Layout dataset entries:

----------------------------------------

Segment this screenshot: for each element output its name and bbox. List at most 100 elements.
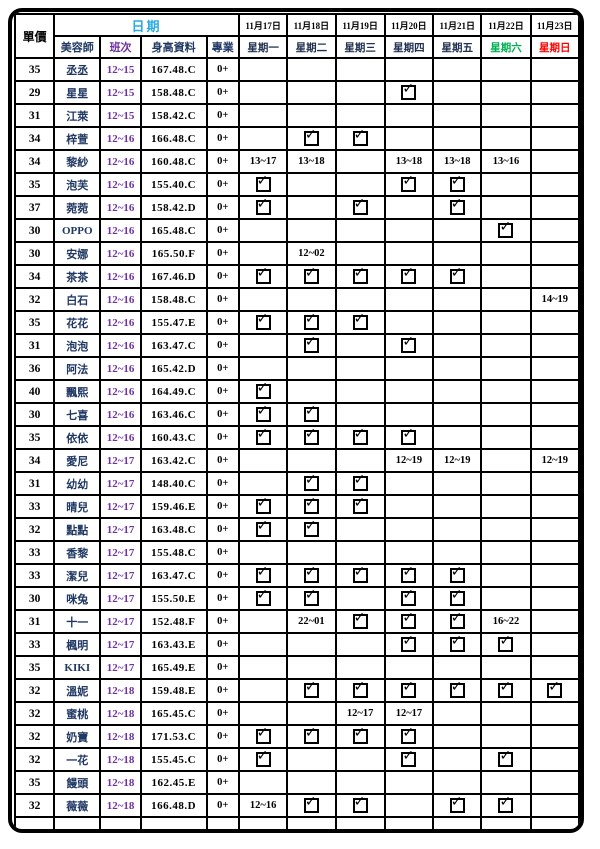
- day-cell[interactable]: [237, 241, 289, 266]
- day-cell[interactable]: [286, 701, 337, 726]
- day-cell[interactable]: [480, 195, 532, 220]
- day-cell[interactable]: [286, 402, 337, 427]
- day-cell[interactable]: [334, 816, 386, 829]
- day-cell[interactable]: [480, 816, 532, 829]
- day-cell[interactable]: [237, 57, 289, 82]
- day-cell[interactable]: [334, 793, 386, 818]
- day-cell[interactable]: [480, 701, 532, 726]
- day-cell[interactable]: [286, 80, 337, 105]
- day-cell[interactable]: [383, 563, 435, 588]
- day-cell[interactable]: [383, 747, 435, 772]
- day-cell[interactable]: [432, 425, 483, 450]
- day-cell[interactable]: [286, 816, 337, 829]
- day-cell[interactable]: 22~01: [286, 609, 337, 634]
- day-cell[interactable]: [237, 287, 289, 312]
- day-cell[interactable]: [529, 609, 580, 634]
- day-cell[interactable]: [529, 379, 580, 404]
- day-cell[interactable]: 12~19: [383, 448, 435, 473]
- day-cell[interactable]: [237, 356, 289, 381]
- day-cell[interactable]: [237, 379, 289, 404]
- day-cell[interactable]: [432, 586, 483, 611]
- day-cell[interactable]: [529, 632, 580, 657]
- day-cell[interactable]: [334, 770, 386, 795]
- day-cell[interactable]: [334, 402, 386, 427]
- day-cell[interactable]: [237, 333, 289, 358]
- day-cell[interactable]: [237, 517, 289, 542]
- day-cell[interactable]: [334, 471, 386, 496]
- day-cell[interactable]: [237, 632, 289, 657]
- day-cell[interactable]: [432, 471, 483, 496]
- day-cell[interactable]: [529, 333, 580, 358]
- day-cell[interactable]: [334, 172, 386, 197]
- day-cell[interactable]: [383, 57, 435, 82]
- day-cell[interactable]: [237, 655, 289, 680]
- day-cell[interactable]: [237, 770, 289, 795]
- day-cell[interactable]: [480, 126, 532, 151]
- day-cell[interactable]: [237, 310, 289, 335]
- day-cell[interactable]: [237, 218, 289, 243]
- day-cell[interactable]: [334, 747, 386, 772]
- day-cell[interactable]: [237, 126, 289, 151]
- day-cell[interactable]: [432, 402, 483, 427]
- day-cell[interactable]: [286, 310, 337, 335]
- day-cell[interactable]: [432, 816, 483, 829]
- day-cell[interactable]: [286, 540, 337, 565]
- day-cell[interactable]: [480, 356, 532, 381]
- day-cell[interactable]: 12~17: [334, 701, 386, 726]
- day-cell[interactable]: [529, 172, 580, 197]
- day-cell[interactable]: [383, 195, 435, 220]
- day-cell[interactable]: [432, 517, 483, 542]
- day-cell[interactable]: [432, 724, 483, 749]
- day-cell[interactable]: [286, 678, 337, 703]
- day-cell[interactable]: [237, 724, 289, 749]
- day-cell[interactable]: [237, 609, 289, 634]
- day-cell[interactable]: [237, 195, 289, 220]
- day-cell[interactable]: [432, 241, 483, 266]
- day-cell[interactable]: [529, 402, 580, 427]
- day-cell[interactable]: [286, 747, 337, 772]
- day-cell[interactable]: [480, 80, 532, 105]
- day-cell[interactable]: [529, 494, 580, 519]
- day-cell[interactable]: [334, 678, 386, 703]
- day-cell[interactable]: [432, 655, 483, 680]
- day-cell[interactable]: [529, 425, 580, 450]
- day-cell[interactable]: [529, 540, 580, 565]
- day-cell[interactable]: [286, 126, 337, 151]
- day-cell[interactable]: 12~19: [529, 448, 580, 473]
- day-cell[interactable]: [432, 264, 483, 289]
- day-cell[interactable]: [480, 517, 532, 542]
- day-cell[interactable]: [286, 425, 337, 450]
- day-cell[interactable]: [480, 540, 532, 565]
- day-cell[interactable]: [237, 172, 289, 197]
- day-cell[interactable]: [286, 333, 337, 358]
- day-cell[interactable]: [529, 149, 580, 174]
- day-cell[interactable]: [480, 494, 532, 519]
- day-cell[interactable]: [480, 747, 532, 772]
- day-cell[interactable]: [237, 471, 289, 496]
- day-cell[interactable]: [334, 586, 386, 611]
- day-cell[interactable]: [237, 80, 289, 105]
- day-cell[interactable]: [383, 287, 435, 312]
- day-cell[interactable]: [480, 172, 532, 197]
- day-cell[interactable]: [286, 448, 337, 473]
- day-cell[interactable]: [432, 126, 483, 151]
- day-cell[interactable]: [237, 103, 289, 128]
- day-cell[interactable]: [334, 264, 386, 289]
- day-cell[interactable]: [529, 678, 580, 703]
- day-cell[interactable]: [383, 586, 435, 611]
- day-cell[interactable]: [480, 333, 532, 358]
- day-cell[interactable]: [334, 517, 386, 542]
- day-cell[interactable]: [286, 563, 337, 588]
- day-cell[interactable]: [334, 609, 386, 634]
- day-cell[interactable]: 13~18: [432, 149, 483, 174]
- day-cell[interactable]: [334, 103, 386, 128]
- day-cell[interactable]: [529, 241, 580, 266]
- day-cell[interactable]: [286, 724, 337, 749]
- day-cell[interactable]: [286, 218, 337, 243]
- day-cell[interactable]: [334, 724, 386, 749]
- day-cell[interactable]: [286, 172, 337, 197]
- day-cell[interactable]: [383, 103, 435, 128]
- day-cell[interactable]: [432, 609, 483, 634]
- day-cell[interactable]: [432, 57, 483, 82]
- day-cell[interactable]: [237, 816, 289, 829]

----------------------------------------

▶ Stated exercise: Rewrite the lines starting at the one containing "- day-cell[interactable]: [237, 241, 289, 266]" and ending at the one containing "- day-cell[interactable]: [237, 517, 289, 542]", swapping every "interactable" for "clickable". Leave everything else unchanged.

▶ Full solution:
- day-cell[clickable]: [237, 241, 289, 266]
- day-cell[clickable]: [286, 701, 337, 726]
- day-cell[clickable]: [480, 195, 532, 220]
- day-cell[clickable]: [286, 402, 337, 427]
- day-cell[clickable]: [334, 816, 386, 829]
- day-cell[clickable]: [480, 816, 532, 829]
- day-cell[clickable]: [237, 57, 289, 82]
- day-cell[clickable]: [334, 793, 386, 818]
- day-cell[clickable]: [480, 701, 532, 726]
- day-cell[clickable]: [286, 80, 337, 105]
- day-cell[clickable]: [383, 563, 435, 588]
- day-cell[clickable]: [383, 747, 435, 772]
- day-cell[clickable]: [432, 425, 483, 450]
- day-cell[clickable]: [286, 816, 337, 829]
- day-cell[clickable]: 22~01: [286, 609, 337, 634]
- day-cell[clickable]: [237, 287, 289, 312]
- day-cell[clickable]: [529, 609, 580, 634]
- day-cell[clickable]: [529, 379, 580, 404]
- day-cell[clickable]: 12~19: [383, 448, 435, 473]
- day-cell[clickable]: [237, 356, 289, 381]
- day-cell[clickable]: [237, 379, 289, 404]
- day-cell[clickable]: [432, 586, 483, 611]
- day-cell[clickable]: [529, 632, 580, 657]
- day-cell[clickable]: [334, 770, 386, 795]
- day-cell[clickable]: [334, 402, 386, 427]
- day-cell[clickable]: [237, 333, 289, 358]
- day-cell[clickable]: [237, 517, 289, 542]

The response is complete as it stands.